(Saved entries)
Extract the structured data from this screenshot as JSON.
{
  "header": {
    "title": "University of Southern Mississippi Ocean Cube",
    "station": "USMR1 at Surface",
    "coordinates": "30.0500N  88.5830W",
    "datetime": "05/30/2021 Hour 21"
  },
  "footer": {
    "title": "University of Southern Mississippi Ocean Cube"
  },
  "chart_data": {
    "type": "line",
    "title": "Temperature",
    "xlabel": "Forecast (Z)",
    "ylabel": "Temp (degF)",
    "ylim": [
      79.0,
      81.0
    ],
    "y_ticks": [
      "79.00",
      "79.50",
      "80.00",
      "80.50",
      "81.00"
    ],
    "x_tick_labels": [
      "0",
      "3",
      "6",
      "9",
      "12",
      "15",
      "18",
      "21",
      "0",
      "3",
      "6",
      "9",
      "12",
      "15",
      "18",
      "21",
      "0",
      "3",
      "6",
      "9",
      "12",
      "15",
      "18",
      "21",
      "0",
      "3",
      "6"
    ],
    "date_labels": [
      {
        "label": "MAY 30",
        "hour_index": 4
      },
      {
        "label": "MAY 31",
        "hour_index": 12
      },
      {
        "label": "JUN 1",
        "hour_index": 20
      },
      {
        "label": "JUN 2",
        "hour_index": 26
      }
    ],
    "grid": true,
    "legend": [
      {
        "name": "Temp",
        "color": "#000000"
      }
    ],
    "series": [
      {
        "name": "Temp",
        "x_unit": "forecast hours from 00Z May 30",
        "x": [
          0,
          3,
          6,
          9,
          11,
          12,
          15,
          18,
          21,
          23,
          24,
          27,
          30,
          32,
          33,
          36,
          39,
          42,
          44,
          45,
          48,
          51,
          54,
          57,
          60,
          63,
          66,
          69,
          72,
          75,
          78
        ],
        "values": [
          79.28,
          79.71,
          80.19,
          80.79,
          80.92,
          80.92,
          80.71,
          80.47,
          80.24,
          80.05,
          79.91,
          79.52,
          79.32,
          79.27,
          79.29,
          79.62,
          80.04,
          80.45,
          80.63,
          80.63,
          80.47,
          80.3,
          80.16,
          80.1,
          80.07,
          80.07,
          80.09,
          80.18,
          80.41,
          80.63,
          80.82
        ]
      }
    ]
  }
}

= WORK TO BE COMPLETED =
Track down all lines above with the string "Ocean" and copy them.

= TASK RESULT =
    "title": "University of Southern Mississippi Ocean Cube",
    "title": "University of Southern Mississippi Ocean Cube"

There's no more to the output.